GOAL - Tally every line of the listing where the string "Internal" is found, and state the total alone.

*** RECORDS FOR PROCESSING ***

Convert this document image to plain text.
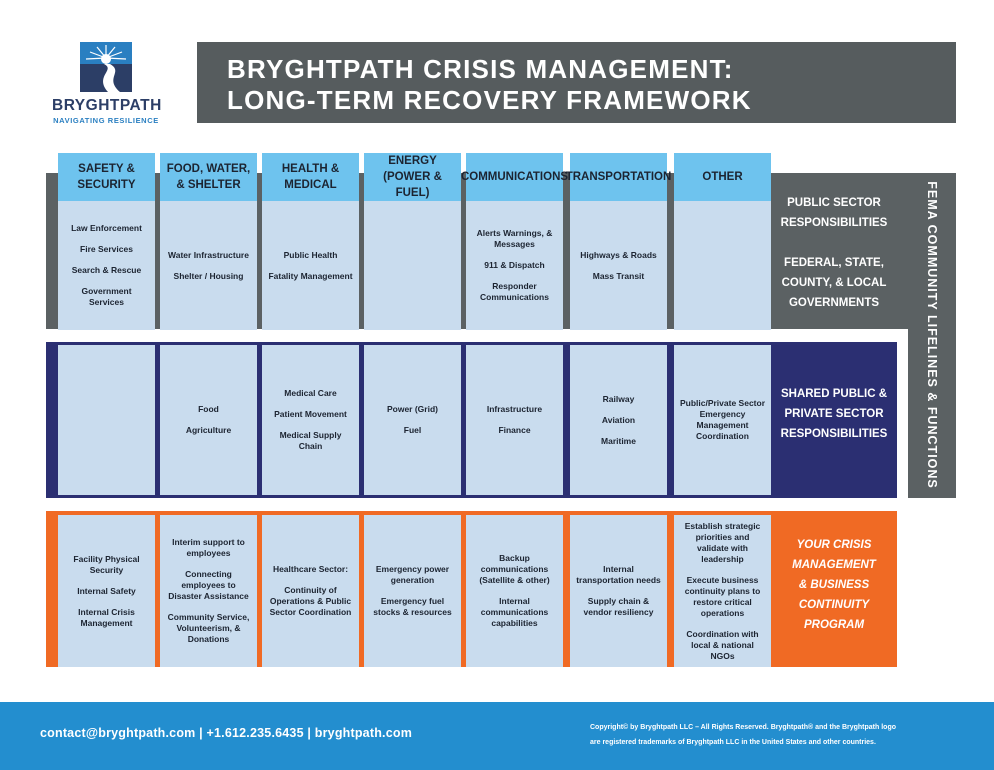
BRYGHTPATH
NAVIGATING RESILIENCE
BRYGHTPATH CRISIS MANAGEMENT:
LONG-TERM RECOVERY FRAMEWORK
PUBLIC SECTOR
RESPONSIBILITIES
FEDERAL, STATE,
COUNTY, & LOCAL
GOVERNMENTS
SHARED PUBLIC &
PRIVATE SECTOR
RESPONSIBILITIES
YOUR CRISIS
MANAGEMENT
& BUSINESS
CONTINUITY
PROGRAM
SAFETY &
SECURITY
Law Enforcement
Fire Services
Search & Rescue
Government Services
Facility Physical Security
Internal Safety
Internal Crisis Management
FOOD, WATER,
& SHELTER
Water Infrastructure
Shelter / Housing
Food
Agriculture
Interim support to employees
Connecting employees to Disaster Assistance
Community Service, Volunteerism, & Donations
HEALTH &
MEDICAL
Public Health
Fatality Management
Medical Care
Patient Movement
Medical Supply Chain
Healthcare Sector:
Continuity of Operations & Public Sector Coordination
ENERGY
(POWER & FUEL)
Power (Grid)
Fuel
Emergency power generation
Emergency fuel stocks & resources
COMMUNICATIONS
Alerts Warnings, & Messages
911 & Dispatch
Responder Communications
Infrastructure
Finance
Backup communications (Satellite & other)
Internal communications capabilities
TRANSPORTATION
Highways & Roads
Mass Transit
Railway
Aviation
Maritime
Internal transportation needs
Supply chain & vendor resiliency
OTHER
Public/Private Sector Emergency Management Coordination
Establish strategic priorities and validate with leadership
Execute business continuity plans to restore critical operations
Coordination with local & national NGOs
FEMA COMMUNITY LIFELINES & FUNCTIONS
contact@bryghtpath.com | +1.612.235.6435 | bryghtpath.com	Copyright© by Bryghtpath LLC – All Rights Reserved. Bryghtpath® and the Bryghtpath logo
are registered trademarks of Bryghtpath LLC in the United States and other countries.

***

CORRECT RESULT - 4